== What you need to do ==
Please copy every line of the records below, leaving out the pictures.

== Records supplied ==
::::::::

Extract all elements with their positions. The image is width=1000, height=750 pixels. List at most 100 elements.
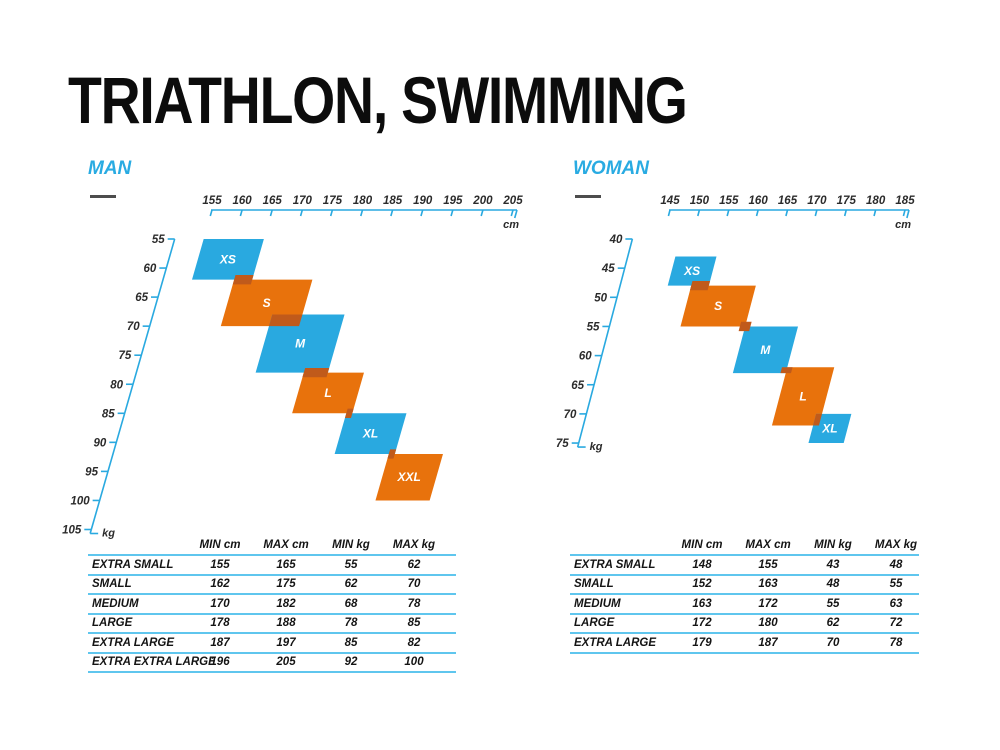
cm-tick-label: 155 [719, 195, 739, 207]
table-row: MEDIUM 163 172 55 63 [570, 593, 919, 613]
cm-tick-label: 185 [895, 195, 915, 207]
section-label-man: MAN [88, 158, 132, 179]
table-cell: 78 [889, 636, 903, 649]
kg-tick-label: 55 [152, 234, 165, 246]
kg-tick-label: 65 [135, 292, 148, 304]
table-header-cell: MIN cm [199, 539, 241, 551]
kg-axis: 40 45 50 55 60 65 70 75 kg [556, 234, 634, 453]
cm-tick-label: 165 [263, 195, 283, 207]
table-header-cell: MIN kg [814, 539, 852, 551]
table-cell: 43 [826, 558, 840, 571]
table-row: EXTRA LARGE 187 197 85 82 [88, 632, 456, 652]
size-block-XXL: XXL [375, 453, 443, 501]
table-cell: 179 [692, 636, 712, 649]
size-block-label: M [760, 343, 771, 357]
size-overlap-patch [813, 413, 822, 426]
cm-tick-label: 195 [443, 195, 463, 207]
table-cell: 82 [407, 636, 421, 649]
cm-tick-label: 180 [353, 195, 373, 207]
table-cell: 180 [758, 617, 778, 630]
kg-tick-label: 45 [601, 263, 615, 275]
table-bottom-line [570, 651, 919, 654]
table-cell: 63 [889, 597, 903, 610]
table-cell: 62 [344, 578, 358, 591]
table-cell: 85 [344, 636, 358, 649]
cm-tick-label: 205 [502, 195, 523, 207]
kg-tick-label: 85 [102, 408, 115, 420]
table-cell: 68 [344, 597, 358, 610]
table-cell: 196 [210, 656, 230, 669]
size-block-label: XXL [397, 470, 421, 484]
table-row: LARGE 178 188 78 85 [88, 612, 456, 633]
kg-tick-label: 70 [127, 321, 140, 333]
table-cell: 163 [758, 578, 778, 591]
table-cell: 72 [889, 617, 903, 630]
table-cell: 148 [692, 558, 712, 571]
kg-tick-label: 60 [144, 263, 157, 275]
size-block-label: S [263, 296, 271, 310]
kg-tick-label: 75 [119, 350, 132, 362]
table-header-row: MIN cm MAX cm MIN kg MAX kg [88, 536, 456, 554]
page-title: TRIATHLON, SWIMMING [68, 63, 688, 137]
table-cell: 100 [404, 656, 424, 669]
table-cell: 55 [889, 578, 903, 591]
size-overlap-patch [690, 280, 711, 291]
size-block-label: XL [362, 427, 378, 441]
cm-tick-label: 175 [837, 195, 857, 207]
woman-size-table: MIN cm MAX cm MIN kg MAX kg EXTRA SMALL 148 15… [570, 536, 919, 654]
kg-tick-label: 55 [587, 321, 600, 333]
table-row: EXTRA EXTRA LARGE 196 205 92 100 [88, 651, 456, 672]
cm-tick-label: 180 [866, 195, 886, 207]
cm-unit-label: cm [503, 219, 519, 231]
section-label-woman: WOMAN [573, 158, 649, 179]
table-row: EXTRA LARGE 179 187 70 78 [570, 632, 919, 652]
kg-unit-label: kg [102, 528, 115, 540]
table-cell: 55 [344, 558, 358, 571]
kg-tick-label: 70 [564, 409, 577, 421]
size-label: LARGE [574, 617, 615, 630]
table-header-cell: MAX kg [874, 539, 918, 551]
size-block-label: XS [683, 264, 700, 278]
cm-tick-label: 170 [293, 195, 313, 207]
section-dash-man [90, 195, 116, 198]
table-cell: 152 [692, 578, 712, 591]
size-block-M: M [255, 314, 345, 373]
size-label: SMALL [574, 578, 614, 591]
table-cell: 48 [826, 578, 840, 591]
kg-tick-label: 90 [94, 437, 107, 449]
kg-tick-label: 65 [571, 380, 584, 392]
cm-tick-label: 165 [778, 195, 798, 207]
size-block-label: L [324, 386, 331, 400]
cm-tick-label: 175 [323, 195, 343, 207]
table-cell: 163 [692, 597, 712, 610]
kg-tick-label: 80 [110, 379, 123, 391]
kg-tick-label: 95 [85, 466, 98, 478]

::::::::

== Written reply ==
Extract all elements with their positions. The image is width=1000, height=750 pixels. List at most 100 elements.
cm-tick-label: 155 [719, 195, 739, 207]
table-row: MEDIUM 163 172 55 63 [570, 593, 919, 613]
cm-tick-label: 185 [895, 195, 915, 207]
section-label-man: MAN [88, 158, 132, 179]
table-cell: 78 [889, 636, 903, 649]
kg-tick-label: 55 [152, 234, 165, 246]
kg-tick-label: 65 [135, 292, 148, 304]
table-header-cell: MIN cm [199, 539, 241, 551]
kg-axis: 40 45 50 55 60 65 70 75 kg [556, 234, 634, 453]
cm-tick-label: 165 [263, 195, 283, 207]
table-header-cell: MIN kg [814, 539, 852, 551]
table-cell: 43 [826, 558, 840, 571]
table-row: EXTRA LARGE 187 197 85 82 [88, 632, 456, 652]
size-block-XXL: XXL [375, 453, 443, 501]
table-cell: 179 [692, 636, 712, 649]
size-block-label: M [760, 343, 771, 357]
size-overlap-patch [813, 413, 822, 426]
cm-tick-label: 195 [443, 195, 463, 207]
table-cell: 82 [407, 636, 421, 649]
cm-tick-label: 180 [353, 195, 373, 207]
table-cell: 180 [758, 617, 778, 630]
kg-tick-label: 45 [601, 263, 615, 275]
table-bottom-line [570, 651, 919, 654]
table-cell: 63 [889, 597, 903, 610]
table-cell: 62 [344, 578, 358, 591]
table-cell: 85 [344, 636, 358, 649]
cm-tick-label: 205 [502, 195, 523, 207]
kg-tick-label: 85 [102, 408, 115, 420]
table-cell: 68 [344, 597, 358, 610]
table-cell: 196 [210, 656, 230, 669]
size-block-label: XXL [397, 470, 421, 484]
table-row: LARGE 178 188 78 85 [88, 612, 456, 633]
kg-tick-label: 70 [127, 321, 140, 333]
table-cell: 163 [758, 578, 778, 591]
table-cell: 72 [889, 617, 903, 630]
table-cell: 148 [692, 558, 712, 571]
kg-tick-label: 60 [144, 263, 157, 275]
size-block-label: S [263, 296, 271, 310]
kg-tick-label: 75 [119, 350, 132, 362]
table-header-row: MIN cm MAX cm MIN kg MAX kg [88, 536, 456, 554]
page-title: TRIATHLON, SWIMMING [68, 63, 688, 137]
table-cell: 100 [404, 656, 424, 669]
table-cell: 55 [889, 578, 903, 591]
size-overlap-patch [690, 280, 711, 291]
size-block-label: XL [362, 427, 378, 441]
cm-tick-label: 175 [837, 195, 857, 207]
woman-size-table: MIN cm MAX cm MIN kg MAX kg EXTRA SMALL 148 15… [570, 536, 919, 654]
kg-tick-label: 55 [587, 321, 600, 333]
table-row: EXTRA EXTRA LARGE 196 205 92 100 [88, 651, 456, 672]
cm-tick-label: 180 [866, 195, 886, 207]
cm-unit-label: cm [503, 219, 519, 231]
section-label-woman: WOMAN [573, 158, 649, 179]
table-row: EXTRA LARGE 179 187 70 78 [570, 632, 919, 652]
kg-unit-label: kg [102, 528, 115, 540]
table-cell: 55 [344, 558, 358, 571]
kg-tick-label: 70 [564, 409, 577, 421]
size-label: LARGE [574, 617, 615, 630]
table-header-cell: MAX kg [874, 539, 918, 551]
size-block-label: XS [683, 264, 700, 278]
cm-tick-label: 170 [293, 195, 313, 207]
section-dash-man [90, 195, 116, 198]
table-cell: 152 [692, 578, 712, 591]
size-block-M: M [255, 314, 345, 373]
size-label: SMALL [574, 578, 614, 591]
table-cell: 48 [826, 578, 840, 591]
kg-tick-label: 90 [94, 437, 107, 449]
kg-tick-label: 65 [571, 380, 584, 392]
cm-tick-label: 165 [778, 195, 798, 207]
size-block-label: L [324, 386, 331, 400]
cm-tick-label: 175 [323, 195, 343, 207]
table-cell: 163 [692, 597, 712, 610]
kg-tick-label: 80 [110, 379, 123, 391]
kg-tick-label: 95 [85, 466, 98, 478]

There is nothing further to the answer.